» GIVEN REQUEST: Each record below is to be reproduced without any change.

» PROVIDED DATA:
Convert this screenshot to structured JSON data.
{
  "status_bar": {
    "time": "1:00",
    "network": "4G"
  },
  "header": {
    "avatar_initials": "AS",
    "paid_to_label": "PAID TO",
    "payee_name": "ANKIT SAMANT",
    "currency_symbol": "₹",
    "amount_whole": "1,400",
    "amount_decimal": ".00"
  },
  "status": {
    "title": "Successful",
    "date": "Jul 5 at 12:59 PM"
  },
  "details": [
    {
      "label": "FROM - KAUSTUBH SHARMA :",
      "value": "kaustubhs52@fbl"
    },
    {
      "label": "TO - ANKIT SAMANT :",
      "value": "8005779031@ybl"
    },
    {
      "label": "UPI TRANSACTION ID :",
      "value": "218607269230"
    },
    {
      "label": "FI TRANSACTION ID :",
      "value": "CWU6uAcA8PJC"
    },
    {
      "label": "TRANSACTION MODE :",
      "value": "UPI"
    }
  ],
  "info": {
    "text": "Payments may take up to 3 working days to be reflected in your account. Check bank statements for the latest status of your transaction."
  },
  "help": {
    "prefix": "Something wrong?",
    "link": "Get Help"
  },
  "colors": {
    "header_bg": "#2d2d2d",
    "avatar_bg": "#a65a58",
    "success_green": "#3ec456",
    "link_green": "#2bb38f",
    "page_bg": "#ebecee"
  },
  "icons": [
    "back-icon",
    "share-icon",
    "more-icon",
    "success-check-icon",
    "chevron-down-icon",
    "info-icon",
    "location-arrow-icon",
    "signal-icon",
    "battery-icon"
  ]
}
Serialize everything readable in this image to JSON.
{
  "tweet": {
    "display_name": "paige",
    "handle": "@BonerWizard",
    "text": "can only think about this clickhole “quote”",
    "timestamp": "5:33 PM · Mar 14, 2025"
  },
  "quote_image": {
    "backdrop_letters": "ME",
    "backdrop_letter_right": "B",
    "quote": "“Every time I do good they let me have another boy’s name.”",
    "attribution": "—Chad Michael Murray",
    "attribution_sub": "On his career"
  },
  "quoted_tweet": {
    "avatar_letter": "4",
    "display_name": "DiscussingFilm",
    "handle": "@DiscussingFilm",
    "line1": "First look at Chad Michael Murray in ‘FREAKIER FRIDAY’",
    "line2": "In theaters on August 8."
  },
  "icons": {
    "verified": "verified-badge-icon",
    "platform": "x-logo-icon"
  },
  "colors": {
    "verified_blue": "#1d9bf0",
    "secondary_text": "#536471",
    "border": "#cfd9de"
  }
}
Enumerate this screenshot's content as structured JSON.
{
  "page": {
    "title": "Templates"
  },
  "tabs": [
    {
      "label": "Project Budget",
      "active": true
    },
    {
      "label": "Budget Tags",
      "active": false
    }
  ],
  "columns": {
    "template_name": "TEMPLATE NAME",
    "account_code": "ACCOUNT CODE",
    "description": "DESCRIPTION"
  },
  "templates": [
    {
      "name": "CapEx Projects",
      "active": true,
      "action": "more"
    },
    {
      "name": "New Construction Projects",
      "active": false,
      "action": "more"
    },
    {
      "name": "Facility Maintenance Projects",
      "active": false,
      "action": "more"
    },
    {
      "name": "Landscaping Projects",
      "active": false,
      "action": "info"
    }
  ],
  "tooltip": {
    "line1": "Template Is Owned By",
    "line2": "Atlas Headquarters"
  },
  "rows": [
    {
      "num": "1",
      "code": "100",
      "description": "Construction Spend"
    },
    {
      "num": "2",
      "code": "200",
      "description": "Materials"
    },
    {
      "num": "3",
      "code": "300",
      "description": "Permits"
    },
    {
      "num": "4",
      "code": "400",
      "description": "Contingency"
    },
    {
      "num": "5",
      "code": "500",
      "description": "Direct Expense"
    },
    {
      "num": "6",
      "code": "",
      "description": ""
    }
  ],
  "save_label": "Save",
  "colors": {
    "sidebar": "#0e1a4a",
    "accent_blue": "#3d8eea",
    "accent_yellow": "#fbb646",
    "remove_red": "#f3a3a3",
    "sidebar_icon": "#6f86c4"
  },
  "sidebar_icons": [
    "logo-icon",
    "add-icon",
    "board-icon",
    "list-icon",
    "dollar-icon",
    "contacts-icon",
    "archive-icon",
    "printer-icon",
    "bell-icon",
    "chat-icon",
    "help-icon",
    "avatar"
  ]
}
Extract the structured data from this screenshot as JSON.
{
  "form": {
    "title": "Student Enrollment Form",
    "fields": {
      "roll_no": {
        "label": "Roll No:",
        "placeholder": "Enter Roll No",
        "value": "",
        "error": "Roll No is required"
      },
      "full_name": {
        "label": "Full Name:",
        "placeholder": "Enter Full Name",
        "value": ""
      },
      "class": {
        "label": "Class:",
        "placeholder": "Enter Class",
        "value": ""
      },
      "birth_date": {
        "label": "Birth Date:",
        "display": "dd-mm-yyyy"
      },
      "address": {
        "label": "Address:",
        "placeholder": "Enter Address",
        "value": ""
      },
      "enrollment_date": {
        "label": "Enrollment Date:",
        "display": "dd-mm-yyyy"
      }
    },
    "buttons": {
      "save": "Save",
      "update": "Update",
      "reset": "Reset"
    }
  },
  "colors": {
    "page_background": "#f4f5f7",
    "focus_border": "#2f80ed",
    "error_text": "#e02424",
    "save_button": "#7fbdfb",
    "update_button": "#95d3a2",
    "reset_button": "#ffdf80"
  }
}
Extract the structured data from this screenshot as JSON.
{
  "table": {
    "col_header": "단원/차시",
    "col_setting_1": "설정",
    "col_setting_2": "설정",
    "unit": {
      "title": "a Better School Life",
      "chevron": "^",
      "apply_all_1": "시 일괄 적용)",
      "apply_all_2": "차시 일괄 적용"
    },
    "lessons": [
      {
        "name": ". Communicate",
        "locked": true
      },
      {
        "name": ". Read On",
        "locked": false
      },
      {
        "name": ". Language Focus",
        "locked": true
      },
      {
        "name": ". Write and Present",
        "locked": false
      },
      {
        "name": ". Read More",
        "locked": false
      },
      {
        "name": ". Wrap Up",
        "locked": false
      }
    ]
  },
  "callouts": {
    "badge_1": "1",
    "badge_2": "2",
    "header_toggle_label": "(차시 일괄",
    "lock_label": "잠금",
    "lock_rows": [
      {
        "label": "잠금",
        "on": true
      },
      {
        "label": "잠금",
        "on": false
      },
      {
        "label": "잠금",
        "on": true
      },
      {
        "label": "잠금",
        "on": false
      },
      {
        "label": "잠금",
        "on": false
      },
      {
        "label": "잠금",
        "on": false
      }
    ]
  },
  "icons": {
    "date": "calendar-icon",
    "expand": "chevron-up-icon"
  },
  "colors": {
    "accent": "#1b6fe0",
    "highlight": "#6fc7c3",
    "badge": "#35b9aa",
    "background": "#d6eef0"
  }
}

» RESPONSE TO THE EXERCISE:
Convert this screenshot to structured JSON data.
{
  "status_bar": {
    "time": "1:00",
    "network": "4G"
  },
  "header": {
    "avatar_initials": "AS",
    "paid_to_label": "PAID TO",
    "payee_name": "ANKIT SAMANT",
    "currency_symbol": "₹",
    "amount_whole": "1,400",
    "amount_decimal": ".00"
  },
  "status": {
    "title": "Successful",
    "date": "Jul 5 at 12:59 PM"
  },
  "details": [
    {
      "label": "FROM - KAUSTUBH SHARMA :",
      "value": "kaustubhs52@fbl"
    },
    {
      "label": "TO - ANKIT SAMANT :",
      "value": "8005779031@ybl"
    },
    {
      "label": "UPI TRANSACTION ID :",
      "value": "218607269230"
    },
    {
      "label": "FI TRANSACTION ID :",
      "value": "CWU6uAcA8PJC"
    },
    {
      "label": "TRANSACTION MODE :",
      "value": "UPI"
    }
  ],
  "info": {
    "text": "Payments may take up to 3 working days to be reflected in your account. Check bank statements for the latest status of your transaction."
  },
  "help": {
    "prefix": "Something wrong?",
    "link": "Get Help"
  },
  "colors": {
    "header_bg": "#2d2d2d",
    "avatar_bg": "#a65a58",
    "success_green": "#3ec456",
    "link_green": "#2bb38f",
    "page_bg": "#ebecee"
  },
  "icons": [
    "back-icon",
    "share-icon",
    "more-icon",
    "success-check-icon",
    "chevron-down-icon",
    "info-icon",
    "location-arrow-icon",
    "signal-icon",
    "battery-icon"
  ]
}
Serialize everything readable in this image to JSON.
{
  "tweet": {
    "display_name": "paige",
    "handle": "@BonerWizard",
    "text": "can only think about this clickhole “quote”",
    "timestamp": "5:33 PM · Mar 14, 2025"
  },
  "quote_image": {
    "backdrop_letters": "ME",
    "backdrop_letter_right": "B",
    "quote": "“Every time I do good they let me have another boy’s name.”",
    "attribution": "—Chad Michael Murray",
    "attribution_sub": "On his career"
  },
  "quoted_tweet": {
    "avatar_letter": "4",
    "display_name": "DiscussingFilm",
    "handle": "@DiscussingFilm",
    "line1": "First look at Chad Michael Murray in ‘FREAKIER FRIDAY’",
    "line2": "In theaters on August 8."
  },
  "icons": {
    "verified": "verified-badge-icon",
    "platform": "x-logo-icon"
  },
  "colors": {
    "verified_blue": "#1d9bf0",
    "secondary_text": "#536471",
    "border": "#cfd9de"
  }
}
Enumerate this screenshot's content as structured JSON.
{
  "page": {
    "title": "Templates"
  },
  "tabs": [
    {
      "label": "Project Budget",
      "active": true
    },
    {
      "label": "Budget Tags",
      "active": false
    }
  ],
  "columns": {
    "template_name": "TEMPLATE NAME",
    "account_code": "ACCOUNT CODE",
    "description": "DESCRIPTION"
  },
  "templates": [
    {
      "name": "CapEx Projects",
      "active": true,
      "action": "more"
    },
    {
      "name": "New Construction Projects",
      "active": false,
      "action": "more"
    },
    {
      "name": "Facility Maintenance Projects",
      "active": false,
      "action": "more"
    },
    {
      "name": "Landscaping Projects",
      "active": false,
      "action": "info"
    }
  ],
  "tooltip": {
    "line1": "Template Is Owned By",
    "line2": "Atlas Headquarters"
  },
  "rows": [
    {
      "num": "1",
      "code": "100",
      "description": "Construction Spend"
    },
    {
      "num": "2",
      "code": "200",
      "description": "Materials"
    },
    {
      "num": "3",
      "code": "300",
      "description": "Permits"
    },
    {
      "num": "4",
      "code": "400",
      "description": "Contingency"
    },
    {
      "num": "5",
      "code": "500",
      "description": "Direct Expense"
    },
    {
      "num": "6",
      "code": "",
      "description": ""
    }
  ],
  "save_label": "Save",
  "colors": {
    "sidebar": "#0e1a4a",
    "accent_blue": "#3d8eea",
    "accent_yellow": "#fbb646",
    "remove_red": "#f3a3a3",
    "sidebar_icon": "#6f86c4"
  },
  "sidebar_icons": [
    "logo-icon",
    "add-icon",
    "board-icon",
    "list-icon",
    "dollar-icon",
    "contacts-icon",
    "archive-icon",
    "printer-icon",
    "bell-icon",
    "chat-icon",
    "help-icon",
    "avatar"
  ]
}
Extract the structured data from this screenshot as JSON.
{
  "form": {
    "title": "Student Enrollment Form",
    "fields": {
      "roll_no": {
        "label": "Roll No:",
        "placeholder": "Enter Roll No",
        "value": "",
        "error": "Roll No is required"
      },
      "full_name": {
        "label": "Full Name:",
        "placeholder": "Enter Full Name",
        "value": ""
      },
      "class": {
        "label": "Class:",
        "placeholder": "Enter Class",
        "value": ""
      },
      "birth_date": {
        "label": "Birth Date:",
        "display": "dd-mm-yyyy"
      },
      "address": {
        "label": "Address:",
        "placeholder": "Enter Address",
        "value": ""
      },
      "enrollment_date": {
        "label": "Enrollment Date:",
        "display": "dd-mm-yyyy"
      }
    },
    "buttons": {
      "save": "Save",
      "update": "Update",
      "reset": "Reset"
    }
  },
  "colors": {
    "page_background": "#f4f5f7",
    "focus_border": "#2f80ed",
    "error_text": "#e02424",
    "save_button": "#7fbdfb",
    "update_button": "#95d3a2",
    "reset_button": "#ffdf80"
  }
}
Extract the structured data from this screenshot as JSON.
{
  "table": {
    "col_header": "단원/차시",
    "col_setting_1": "설정",
    "col_setting_2": "설정",
    "unit": {
      "title": "a Better School Life",
      "chevron": "^",
      "apply_all_1": "시 일괄 적용)",
      "apply_all_2": "차시 일괄 적용"
    },
    "lessons": [
      {
        "name": ". Communicate",
        "locked": true
      },
      {
        "name": ". Read On",
        "locked": false
      },
      {
        "name": ". Language Focus",
        "locked": true
      },
      {
        "name": ". Write and Present",
        "locked": false
      },
      {
        "name": ". Read More",
        "locked": false
      },
      {
        "name": ". Wrap Up",
        "locked": false
      }
    ]
  },
  "callouts": {
    "badge_1": "1",
    "badge_2": "2",
    "header_toggle_label": "(차시 일괄",
    "lock_label": "잠금",
    "lock_rows": [
      {
        "label": "잠금",
        "on": true
      },
      {
        "label": "잠금",
        "on": false
      },
      {
        "label": "잠금",
        "on": true
      },
      {
        "label": "잠금",
        "on": false
      },
      {
        "label": "잠금",
        "on": false
      },
      {
        "label": "잠금",
        "on": false
      }
    ]
  },
  "icons": {
    "date": "calendar-icon",
    "expand": "chevron-up-icon"
  },
  "colors": {
    "accent": "#1b6fe0",
    "highlight": "#6fc7c3",
    "badge": "#35b9aa",
    "background": "#d6eef0"
  }
}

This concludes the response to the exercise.